| TO BE DONE |
Go through the listing and copy each line with the string "provvedimento".

| TASK INPUT |
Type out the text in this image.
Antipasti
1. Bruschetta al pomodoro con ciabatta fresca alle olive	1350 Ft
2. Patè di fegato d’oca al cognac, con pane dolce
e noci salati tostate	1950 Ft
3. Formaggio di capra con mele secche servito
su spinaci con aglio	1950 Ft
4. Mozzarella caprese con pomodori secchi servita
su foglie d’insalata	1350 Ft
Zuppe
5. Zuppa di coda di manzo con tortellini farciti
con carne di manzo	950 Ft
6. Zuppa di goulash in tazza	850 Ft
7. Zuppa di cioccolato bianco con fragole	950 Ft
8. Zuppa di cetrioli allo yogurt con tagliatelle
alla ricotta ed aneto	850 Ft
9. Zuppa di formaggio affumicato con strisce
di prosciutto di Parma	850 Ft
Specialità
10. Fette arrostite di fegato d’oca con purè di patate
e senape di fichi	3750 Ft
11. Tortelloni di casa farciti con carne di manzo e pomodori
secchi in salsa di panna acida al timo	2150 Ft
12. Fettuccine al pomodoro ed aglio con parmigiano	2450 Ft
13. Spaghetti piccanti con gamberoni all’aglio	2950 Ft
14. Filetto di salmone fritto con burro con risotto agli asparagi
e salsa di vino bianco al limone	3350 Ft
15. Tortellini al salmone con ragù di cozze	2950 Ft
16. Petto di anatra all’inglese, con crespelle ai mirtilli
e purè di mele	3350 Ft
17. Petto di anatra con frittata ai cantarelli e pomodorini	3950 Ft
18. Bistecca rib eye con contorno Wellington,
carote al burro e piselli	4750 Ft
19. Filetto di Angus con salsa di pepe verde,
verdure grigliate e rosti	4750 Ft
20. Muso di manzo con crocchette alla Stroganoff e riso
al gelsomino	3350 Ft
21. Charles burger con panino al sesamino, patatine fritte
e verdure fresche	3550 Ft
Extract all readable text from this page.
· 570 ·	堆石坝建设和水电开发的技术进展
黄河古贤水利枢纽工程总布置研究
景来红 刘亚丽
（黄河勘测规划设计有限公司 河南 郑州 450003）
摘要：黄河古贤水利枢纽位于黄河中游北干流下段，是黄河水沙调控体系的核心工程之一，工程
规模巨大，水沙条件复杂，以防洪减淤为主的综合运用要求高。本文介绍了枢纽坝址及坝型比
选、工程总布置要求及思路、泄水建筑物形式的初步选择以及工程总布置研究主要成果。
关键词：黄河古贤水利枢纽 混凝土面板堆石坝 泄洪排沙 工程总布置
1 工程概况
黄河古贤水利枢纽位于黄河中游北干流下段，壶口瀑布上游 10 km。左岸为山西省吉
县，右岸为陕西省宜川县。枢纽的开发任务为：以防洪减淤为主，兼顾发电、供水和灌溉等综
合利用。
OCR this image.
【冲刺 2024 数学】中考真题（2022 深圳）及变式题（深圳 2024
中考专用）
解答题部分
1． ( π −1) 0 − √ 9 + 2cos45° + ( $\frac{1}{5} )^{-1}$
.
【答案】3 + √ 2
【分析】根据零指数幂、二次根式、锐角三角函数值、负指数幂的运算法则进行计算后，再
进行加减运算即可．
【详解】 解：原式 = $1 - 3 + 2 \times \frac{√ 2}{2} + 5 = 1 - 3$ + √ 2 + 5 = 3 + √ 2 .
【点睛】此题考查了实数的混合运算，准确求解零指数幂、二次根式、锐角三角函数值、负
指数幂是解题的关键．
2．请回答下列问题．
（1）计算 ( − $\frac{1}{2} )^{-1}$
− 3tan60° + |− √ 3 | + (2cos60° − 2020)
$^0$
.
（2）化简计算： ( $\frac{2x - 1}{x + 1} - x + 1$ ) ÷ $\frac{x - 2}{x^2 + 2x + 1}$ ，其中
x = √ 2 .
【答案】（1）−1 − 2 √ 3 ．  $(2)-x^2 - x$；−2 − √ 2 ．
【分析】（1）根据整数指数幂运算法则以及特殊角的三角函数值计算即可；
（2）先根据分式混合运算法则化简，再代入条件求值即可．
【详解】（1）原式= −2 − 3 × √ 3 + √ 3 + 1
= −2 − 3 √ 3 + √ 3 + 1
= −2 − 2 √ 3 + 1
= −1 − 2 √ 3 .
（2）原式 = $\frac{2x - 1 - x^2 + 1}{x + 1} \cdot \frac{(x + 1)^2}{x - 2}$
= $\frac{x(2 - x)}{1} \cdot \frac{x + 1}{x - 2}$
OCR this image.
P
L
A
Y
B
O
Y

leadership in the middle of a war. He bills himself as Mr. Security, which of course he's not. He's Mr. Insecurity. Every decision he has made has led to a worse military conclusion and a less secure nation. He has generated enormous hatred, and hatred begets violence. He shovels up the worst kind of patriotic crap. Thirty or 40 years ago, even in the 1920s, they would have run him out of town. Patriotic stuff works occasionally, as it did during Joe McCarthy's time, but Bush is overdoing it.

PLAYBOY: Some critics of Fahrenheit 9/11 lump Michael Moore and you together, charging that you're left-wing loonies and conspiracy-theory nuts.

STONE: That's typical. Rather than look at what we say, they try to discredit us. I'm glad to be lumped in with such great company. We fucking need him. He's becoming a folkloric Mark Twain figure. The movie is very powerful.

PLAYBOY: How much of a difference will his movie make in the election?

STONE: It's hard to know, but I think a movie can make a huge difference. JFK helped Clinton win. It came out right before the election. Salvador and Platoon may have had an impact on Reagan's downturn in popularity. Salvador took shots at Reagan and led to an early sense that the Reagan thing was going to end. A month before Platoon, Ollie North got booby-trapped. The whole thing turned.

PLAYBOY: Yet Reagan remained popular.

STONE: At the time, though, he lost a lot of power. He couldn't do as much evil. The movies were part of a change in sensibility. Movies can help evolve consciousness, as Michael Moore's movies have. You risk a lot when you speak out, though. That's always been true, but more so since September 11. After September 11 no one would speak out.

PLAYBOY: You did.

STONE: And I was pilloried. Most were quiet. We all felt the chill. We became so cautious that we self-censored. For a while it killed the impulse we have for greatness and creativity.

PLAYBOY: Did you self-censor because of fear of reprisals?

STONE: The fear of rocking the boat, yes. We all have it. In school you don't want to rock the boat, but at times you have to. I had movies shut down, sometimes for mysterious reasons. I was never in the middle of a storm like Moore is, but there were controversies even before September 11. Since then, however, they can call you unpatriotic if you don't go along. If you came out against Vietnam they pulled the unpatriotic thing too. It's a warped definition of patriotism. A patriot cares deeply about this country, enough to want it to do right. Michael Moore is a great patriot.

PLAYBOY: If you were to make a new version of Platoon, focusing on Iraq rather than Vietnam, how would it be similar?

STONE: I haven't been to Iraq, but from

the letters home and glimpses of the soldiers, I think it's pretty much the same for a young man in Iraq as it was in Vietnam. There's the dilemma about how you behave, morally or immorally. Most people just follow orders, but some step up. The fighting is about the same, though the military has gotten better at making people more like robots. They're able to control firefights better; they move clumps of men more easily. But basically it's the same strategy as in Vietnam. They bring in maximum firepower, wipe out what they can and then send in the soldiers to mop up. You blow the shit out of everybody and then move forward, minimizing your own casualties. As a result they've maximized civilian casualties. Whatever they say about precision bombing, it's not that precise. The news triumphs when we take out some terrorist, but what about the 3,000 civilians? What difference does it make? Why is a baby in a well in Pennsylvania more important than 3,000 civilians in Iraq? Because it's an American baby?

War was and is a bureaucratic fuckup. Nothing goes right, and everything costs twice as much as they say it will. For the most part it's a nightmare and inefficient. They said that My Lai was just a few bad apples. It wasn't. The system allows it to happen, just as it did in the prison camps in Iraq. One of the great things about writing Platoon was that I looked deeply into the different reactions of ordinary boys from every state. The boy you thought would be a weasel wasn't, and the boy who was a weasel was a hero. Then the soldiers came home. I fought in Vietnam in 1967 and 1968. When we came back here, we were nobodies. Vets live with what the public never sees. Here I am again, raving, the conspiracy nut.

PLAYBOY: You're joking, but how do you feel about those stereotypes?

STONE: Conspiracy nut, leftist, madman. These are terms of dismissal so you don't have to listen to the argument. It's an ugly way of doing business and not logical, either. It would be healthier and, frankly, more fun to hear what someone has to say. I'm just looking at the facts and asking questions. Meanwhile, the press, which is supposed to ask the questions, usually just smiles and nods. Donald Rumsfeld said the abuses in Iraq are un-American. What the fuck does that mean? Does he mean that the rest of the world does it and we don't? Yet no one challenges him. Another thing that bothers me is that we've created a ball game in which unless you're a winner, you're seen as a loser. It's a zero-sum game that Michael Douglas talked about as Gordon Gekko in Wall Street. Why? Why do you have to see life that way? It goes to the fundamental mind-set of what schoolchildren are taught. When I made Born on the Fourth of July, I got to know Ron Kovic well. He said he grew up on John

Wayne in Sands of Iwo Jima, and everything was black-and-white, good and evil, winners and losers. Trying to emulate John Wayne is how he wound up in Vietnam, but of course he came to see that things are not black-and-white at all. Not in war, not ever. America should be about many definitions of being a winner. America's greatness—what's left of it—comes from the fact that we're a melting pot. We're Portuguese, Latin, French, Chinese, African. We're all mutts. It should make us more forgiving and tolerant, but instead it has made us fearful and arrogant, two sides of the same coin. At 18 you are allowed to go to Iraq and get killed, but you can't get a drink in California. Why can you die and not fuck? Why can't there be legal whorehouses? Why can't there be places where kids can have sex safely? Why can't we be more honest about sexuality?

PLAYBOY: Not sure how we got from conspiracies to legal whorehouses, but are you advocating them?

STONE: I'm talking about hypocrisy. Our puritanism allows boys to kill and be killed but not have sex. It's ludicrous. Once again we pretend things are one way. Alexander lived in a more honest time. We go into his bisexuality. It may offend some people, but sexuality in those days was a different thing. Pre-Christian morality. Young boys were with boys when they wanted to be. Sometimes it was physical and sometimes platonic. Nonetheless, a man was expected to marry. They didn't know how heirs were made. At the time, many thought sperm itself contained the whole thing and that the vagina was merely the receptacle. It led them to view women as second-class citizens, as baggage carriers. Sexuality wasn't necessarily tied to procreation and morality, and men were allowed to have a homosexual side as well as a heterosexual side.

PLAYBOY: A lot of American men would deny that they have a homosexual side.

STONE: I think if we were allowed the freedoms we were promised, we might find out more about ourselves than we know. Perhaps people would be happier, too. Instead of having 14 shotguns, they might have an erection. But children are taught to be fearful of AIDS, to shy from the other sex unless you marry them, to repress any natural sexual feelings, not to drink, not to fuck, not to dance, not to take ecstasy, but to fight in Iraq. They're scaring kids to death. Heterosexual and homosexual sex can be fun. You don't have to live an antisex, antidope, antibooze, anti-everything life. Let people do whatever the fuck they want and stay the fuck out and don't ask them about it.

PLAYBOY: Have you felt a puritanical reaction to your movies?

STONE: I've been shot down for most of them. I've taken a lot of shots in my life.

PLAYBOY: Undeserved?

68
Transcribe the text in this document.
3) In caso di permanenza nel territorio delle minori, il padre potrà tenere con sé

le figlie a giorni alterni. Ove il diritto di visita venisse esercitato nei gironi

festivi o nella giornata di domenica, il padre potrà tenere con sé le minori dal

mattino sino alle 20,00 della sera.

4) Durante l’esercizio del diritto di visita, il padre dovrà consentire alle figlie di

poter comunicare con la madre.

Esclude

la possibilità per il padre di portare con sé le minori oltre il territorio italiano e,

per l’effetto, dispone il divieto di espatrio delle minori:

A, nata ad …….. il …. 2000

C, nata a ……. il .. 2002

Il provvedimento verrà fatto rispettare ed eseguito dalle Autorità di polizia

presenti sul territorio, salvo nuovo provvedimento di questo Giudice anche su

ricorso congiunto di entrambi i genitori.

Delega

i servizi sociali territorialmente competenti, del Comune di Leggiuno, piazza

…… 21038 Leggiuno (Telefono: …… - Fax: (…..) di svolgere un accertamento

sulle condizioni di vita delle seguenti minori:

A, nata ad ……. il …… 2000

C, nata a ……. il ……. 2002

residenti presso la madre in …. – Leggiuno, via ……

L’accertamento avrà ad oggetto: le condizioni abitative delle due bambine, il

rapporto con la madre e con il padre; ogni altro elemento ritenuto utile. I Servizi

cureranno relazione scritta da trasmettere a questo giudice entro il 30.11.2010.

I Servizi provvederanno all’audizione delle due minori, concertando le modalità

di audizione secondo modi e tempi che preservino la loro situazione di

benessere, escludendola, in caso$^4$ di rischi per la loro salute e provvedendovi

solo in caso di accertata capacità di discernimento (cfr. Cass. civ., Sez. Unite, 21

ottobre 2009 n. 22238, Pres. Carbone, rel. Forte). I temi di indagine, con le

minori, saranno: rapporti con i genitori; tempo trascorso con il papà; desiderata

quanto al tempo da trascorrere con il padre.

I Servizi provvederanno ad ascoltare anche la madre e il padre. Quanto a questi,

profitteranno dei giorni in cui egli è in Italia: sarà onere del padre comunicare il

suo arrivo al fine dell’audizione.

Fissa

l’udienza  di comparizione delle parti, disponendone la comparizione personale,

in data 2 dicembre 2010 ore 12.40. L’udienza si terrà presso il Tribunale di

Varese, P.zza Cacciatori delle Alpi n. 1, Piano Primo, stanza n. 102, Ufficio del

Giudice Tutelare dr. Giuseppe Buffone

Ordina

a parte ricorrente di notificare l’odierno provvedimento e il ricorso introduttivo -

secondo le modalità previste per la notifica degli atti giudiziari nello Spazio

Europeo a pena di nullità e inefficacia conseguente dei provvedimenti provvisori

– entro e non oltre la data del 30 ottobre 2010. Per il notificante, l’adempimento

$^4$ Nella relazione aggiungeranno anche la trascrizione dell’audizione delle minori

| IN RESPONSE |
Il provvedimento verrà fatto rispettare ed eseguito dalle Autorità di polizia
presenti sul territorio, salvo nuovo provvedimento di questo Giudice anche su
a parte ricorrente di notificare l’odierno provvedimento e il ricorso introduttivo -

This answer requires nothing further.